Stored rows
+++++

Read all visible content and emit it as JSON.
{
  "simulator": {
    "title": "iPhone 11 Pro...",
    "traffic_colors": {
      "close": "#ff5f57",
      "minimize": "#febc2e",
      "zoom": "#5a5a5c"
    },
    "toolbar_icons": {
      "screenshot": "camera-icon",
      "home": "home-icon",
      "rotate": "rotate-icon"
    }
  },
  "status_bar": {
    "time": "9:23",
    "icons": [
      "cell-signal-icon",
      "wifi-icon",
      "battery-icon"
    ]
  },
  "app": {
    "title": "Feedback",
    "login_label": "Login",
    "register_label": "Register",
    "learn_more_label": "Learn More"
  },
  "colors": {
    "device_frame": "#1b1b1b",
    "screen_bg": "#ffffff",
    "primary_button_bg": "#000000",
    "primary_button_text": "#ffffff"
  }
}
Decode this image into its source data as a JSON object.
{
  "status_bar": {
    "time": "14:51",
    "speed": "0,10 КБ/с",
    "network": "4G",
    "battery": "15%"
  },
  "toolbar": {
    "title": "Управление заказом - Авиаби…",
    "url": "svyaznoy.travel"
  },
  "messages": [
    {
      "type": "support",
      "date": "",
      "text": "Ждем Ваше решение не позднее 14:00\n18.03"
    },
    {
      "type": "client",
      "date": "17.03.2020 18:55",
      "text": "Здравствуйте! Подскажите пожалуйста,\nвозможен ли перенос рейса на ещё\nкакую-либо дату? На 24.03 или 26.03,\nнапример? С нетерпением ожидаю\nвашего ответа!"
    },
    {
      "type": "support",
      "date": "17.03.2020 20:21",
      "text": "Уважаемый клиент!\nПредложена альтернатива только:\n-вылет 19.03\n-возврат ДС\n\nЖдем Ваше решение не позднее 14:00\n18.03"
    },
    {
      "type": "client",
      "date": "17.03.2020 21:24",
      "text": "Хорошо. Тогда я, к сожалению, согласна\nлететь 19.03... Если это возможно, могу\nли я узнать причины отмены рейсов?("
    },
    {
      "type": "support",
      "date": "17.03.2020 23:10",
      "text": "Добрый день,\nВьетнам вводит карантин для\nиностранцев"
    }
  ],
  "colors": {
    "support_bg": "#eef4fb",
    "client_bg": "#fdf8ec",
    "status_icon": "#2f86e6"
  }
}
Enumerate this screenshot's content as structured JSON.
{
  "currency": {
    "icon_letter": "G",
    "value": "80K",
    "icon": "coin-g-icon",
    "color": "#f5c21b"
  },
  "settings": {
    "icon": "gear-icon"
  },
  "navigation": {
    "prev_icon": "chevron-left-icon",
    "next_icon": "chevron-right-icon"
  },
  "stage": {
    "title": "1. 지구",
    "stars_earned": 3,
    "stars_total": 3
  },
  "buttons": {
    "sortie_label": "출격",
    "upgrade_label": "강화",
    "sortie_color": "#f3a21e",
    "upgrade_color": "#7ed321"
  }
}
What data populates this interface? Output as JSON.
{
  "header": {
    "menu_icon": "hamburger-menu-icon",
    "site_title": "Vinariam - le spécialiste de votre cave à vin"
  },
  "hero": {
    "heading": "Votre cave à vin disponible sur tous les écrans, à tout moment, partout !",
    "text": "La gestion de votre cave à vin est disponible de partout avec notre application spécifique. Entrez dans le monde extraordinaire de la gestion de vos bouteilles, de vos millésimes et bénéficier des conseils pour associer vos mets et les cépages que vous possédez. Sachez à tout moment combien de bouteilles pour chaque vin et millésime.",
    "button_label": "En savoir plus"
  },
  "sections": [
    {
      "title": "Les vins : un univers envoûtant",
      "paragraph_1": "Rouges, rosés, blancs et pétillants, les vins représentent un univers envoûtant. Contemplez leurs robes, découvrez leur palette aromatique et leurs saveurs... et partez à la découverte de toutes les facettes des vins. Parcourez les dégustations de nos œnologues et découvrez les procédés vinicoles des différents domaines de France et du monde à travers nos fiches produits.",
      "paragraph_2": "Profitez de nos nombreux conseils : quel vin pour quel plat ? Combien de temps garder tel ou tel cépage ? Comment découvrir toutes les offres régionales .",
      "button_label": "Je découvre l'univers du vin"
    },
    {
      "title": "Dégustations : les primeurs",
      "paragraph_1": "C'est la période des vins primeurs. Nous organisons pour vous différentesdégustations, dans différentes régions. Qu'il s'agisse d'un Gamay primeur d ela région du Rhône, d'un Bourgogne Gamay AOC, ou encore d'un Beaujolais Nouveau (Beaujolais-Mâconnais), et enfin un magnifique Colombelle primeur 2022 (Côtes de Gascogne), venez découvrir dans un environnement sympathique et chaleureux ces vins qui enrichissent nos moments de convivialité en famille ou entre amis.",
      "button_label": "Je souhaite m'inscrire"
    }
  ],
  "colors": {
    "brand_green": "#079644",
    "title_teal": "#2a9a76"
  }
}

+++++

Job
Repeat every entry exactly as written above.

Exercise response
Read all visible content and emit it as JSON.
{
  "simulator": {
    "title": "iPhone 11 Pro...",
    "traffic_colors": {
      "close": "#ff5f57",
      "minimize": "#febc2e",
      "zoom": "#5a5a5c"
    },
    "toolbar_icons": {
      "screenshot": "camera-icon",
      "home": "home-icon",
      "rotate": "rotate-icon"
    }
  },
  "status_bar": {
    "time": "9:23",
    "icons": [
      "cell-signal-icon",
      "wifi-icon",
      "battery-icon"
    ]
  },
  "app": {
    "title": "Feedback",
    "login_label": "Login",
    "register_label": "Register",
    "learn_more_label": "Learn More"
  },
  "colors": {
    "device_frame": "#1b1b1b",
    "screen_bg": "#ffffff",
    "primary_button_bg": "#000000",
    "primary_button_text": "#ffffff"
  }
}
Decode this image into its source data as a JSON object.
{
  "status_bar": {
    "time": "14:51",
    "speed": "0,10 КБ/с",
    "network": "4G",
    "battery": "15%"
  },
  "toolbar": {
    "title": "Управление заказом - Авиаби…",
    "url": "svyaznoy.travel"
  },
  "messages": [
    {
      "type": "support",
      "date": "",
      "text": "Ждем Ваше решение не позднее 14:00\n18.03"
    },
    {
      "type": "client",
      "date": "17.03.2020 18:55",
      "text": "Здравствуйте! Подскажите пожалуйста,\nвозможен ли перенос рейса на ещё\nкакую-либо дату? На 24.03 или 26.03,\nнапример? С нетерпением ожидаю\nвашего ответа!"
    },
    {
      "type": "support",
      "date": "17.03.2020 20:21",
      "text": "Уважаемый клиент!\nПредложена альтернатива только:\n-вылет 19.03\n-возврат ДС\n\nЖдем Ваше решение не позднее 14:00\n18.03"
    },
    {
      "type": "client",
      "date": "17.03.2020 21:24",
      "text": "Хорошо. Тогда я, к сожалению, согласна\nлететь 19.03... Если это возможно, могу\nли я узнать причины отмены рейсов?("
    },
    {
      "type": "support",
      "date": "17.03.2020 23:10",
      "text": "Добрый день,\nВьетнам вводит карантин для\nиностранцев"
    }
  ],
  "colors": {
    "support_bg": "#eef4fb",
    "client_bg": "#fdf8ec",
    "status_icon": "#2f86e6"
  }
}
Enumerate this screenshot's content as structured JSON.
{
  "currency": {
    "icon_letter": "G",
    "value": "80K",
    "icon": "coin-g-icon",
    "color": "#f5c21b"
  },
  "settings": {
    "icon": "gear-icon"
  },
  "navigation": {
    "prev_icon": "chevron-left-icon",
    "next_icon": "chevron-right-icon"
  },
  "stage": {
    "title": "1. 지구",
    "stars_earned": 3,
    "stars_total": 3
  },
  "buttons": {
    "sortie_label": "출격",
    "upgrade_label": "강화",
    "sortie_color": "#f3a21e",
    "upgrade_color": "#7ed321"
  }
}
What data populates this interface? Output as JSON.
{
  "header": {
    "menu_icon": "hamburger-menu-icon",
    "site_title": "Vinariam - le spécialiste de votre cave à vin"
  },
  "hero": {
    "heading": "Votre cave à vin disponible sur tous les écrans, à tout moment, partout !",
    "text": "La gestion de votre cave à vin est disponible de partout avec notre application spécifique. Entrez dans le monde extraordinaire de la gestion de vos bouteilles, de vos millésimes et bénéficier des conseils pour associer vos mets et les cépages que vous possédez. Sachez à tout moment combien de bouteilles pour chaque vin et millésime.",
    "button_label": "En savoir plus"
  },
  "sections": [
    {
      "title": "Les vins : un univers envoûtant",
      "paragraph_1": "Rouges, rosés, blancs et pétillants, les vins représentent un univers envoûtant. Contemplez leurs robes, découvrez leur palette aromatique et leurs saveurs... et partez à la découverte de toutes les facettes des vins. Parcourez les dégustations de nos œnologues et découvrez les procédés vinicoles des différents domaines de France et du monde à travers nos fiches produits.",
      "paragraph_2": "Profitez de nos nombreux conseils : quel vin pour quel plat ? Combien de temps garder tel ou tel cépage ? Comment découvrir toutes les offres régionales .",
      "button_label": "Je découvre l'univers du vin"
    },
    {
      "title": "Dégustations : les primeurs",
      "paragraph_1": "C'est la période des vins primeurs. Nous organisons pour vous différentesdégustations, dans différentes régions. Qu'il s'agisse d'un Gamay primeur d ela région du Rhône, d'un Bourgogne Gamay AOC, ou encore d'un Beaujolais Nouveau (Beaujolais-Mâconnais), et enfin un magnifique Colombelle primeur 2022 (Côtes de Gascogne), venez découvrir dans un environnement sympathique et chaleureux ces vins qui enrichissent nos moments de convivialité en famille ou entre amis.",
      "button_label": "Je souhaite m'inscrire"
    }
  ],
  "colors": {
    "brand_green": "#079644",
    "title_teal": "#2a9a76"
  }
}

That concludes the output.